**EXERCISE DATA:**
━━━━━━━━━━━━━━━━

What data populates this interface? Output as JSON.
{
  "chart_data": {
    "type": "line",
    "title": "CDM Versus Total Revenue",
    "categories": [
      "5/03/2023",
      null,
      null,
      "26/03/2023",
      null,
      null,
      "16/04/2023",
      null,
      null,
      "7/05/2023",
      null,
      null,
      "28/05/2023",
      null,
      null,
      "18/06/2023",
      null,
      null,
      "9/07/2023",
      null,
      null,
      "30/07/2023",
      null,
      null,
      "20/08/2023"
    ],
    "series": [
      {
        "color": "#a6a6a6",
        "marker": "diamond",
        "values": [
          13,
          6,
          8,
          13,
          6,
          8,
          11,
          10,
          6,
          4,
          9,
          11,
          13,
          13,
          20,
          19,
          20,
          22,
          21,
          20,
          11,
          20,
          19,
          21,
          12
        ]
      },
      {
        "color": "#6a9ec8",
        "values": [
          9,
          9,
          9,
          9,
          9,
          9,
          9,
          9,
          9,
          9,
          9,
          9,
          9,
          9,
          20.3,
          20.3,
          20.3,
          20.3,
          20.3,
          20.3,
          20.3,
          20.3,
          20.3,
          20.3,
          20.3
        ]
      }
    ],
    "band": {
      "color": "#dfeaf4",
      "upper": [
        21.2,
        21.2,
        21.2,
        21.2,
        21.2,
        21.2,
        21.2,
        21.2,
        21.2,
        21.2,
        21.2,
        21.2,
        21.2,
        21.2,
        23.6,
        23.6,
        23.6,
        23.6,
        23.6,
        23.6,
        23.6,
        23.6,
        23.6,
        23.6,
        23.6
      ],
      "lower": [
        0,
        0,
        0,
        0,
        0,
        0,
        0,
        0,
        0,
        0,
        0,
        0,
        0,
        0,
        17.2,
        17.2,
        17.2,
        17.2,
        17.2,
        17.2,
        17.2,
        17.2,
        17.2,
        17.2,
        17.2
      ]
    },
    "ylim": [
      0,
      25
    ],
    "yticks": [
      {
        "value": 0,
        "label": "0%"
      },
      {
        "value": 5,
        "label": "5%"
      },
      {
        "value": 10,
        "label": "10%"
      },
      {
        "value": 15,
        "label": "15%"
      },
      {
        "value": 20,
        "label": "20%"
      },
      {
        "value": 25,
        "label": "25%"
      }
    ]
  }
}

━━━━━━━━━━━━━━━━

**WHAT NEEDS TO BE DONE:**
Print the records once more, exactly as they were given.

**ANSWER TO THE TASK:**
What data populates this interface? Output as JSON.
{
  "chart_data": {
    "type": "line",
    "title": "CDM Versus Total Revenue",
    "categories": [
      "5/03/2023",
      null,
      null,
      "26/03/2023",
      null,
      null,
      "16/04/2023",
      null,
      null,
      "7/05/2023",
      null,
      null,
      "28/05/2023",
      null,
      null,
      "18/06/2023",
      null,
      null,
      "9/07/2023",
      null,
      null,
      "30/07/2023",
      null,
      null,
      "20/08/2023"
    ],
    "series": [
      {
        "color": "#a6a6a6",
        "marker": "diamond",
        "values": [
          13,
          6,
          8,
          13,
          6,
          8,
          11,
          10,
          6,
          4,
          9,
          11,
          13,
          13,
          20,
          19,
          20,
          22,
          21,
          20,
          11,
          20,
          19,
          21,
          12
        ]
      },
      {
        "color": "#6a9ec8",
        "values": [
          9,
          9,
          9,
          9,
          9,
          9,
          9,
          9,
          9,
          9,
          9,
          9,
          9,
          9,
          20.3,
          20.3,
          20.3,
          20.3,
          20.3,
          20.3,
          20.3,
          20.3,
          20.3,
          20.3,
          20.3
        ]
      }
    ],
    "band": {
      "color": "#dfeaf4",
      "upper": [
        21.2,
        21.2,
        21.2,
        21.2,
        21.2,
        21.2,
        21.2,
        21.2,
        21.2,
        21.2,
        21.2,
        21.2,
        21.2,
        21.2,
        23.6,
        23.6,
        23.6,
        23.6,
        23.6,
        23.6,
        23.6,
        23.6,
        23.6,
        23.6,
        23.6
      ],
      "lower": [
        0,
        0,
        0,
        0,
        0,
        0,
        0,
        0,
        0,
        0,
        0,
        0,
        0,
        0,
        17.2,
        17.2,
        17.2,
        17.2,
        17.2,
        17.2,
        17.2,
        17.2,
        17.2,
        17.2,
        17.2
      ]
    },
    "ylim": [
      0,
      25
    ],
    "yticks": [
      {
        "value": 0,
        "label": "0%"
      },
      {
        "value": 5,
        "label": "5%"
      },
      {
        "value": 10,
        "label": "10%"
      },
      {
        "value": 15,
        "label": "15%"
      },
      {
        "value": 20,
        "label": "20%"
      },
      {
        "value": 25,
        "label": "25%"
      }
    ]
  }
}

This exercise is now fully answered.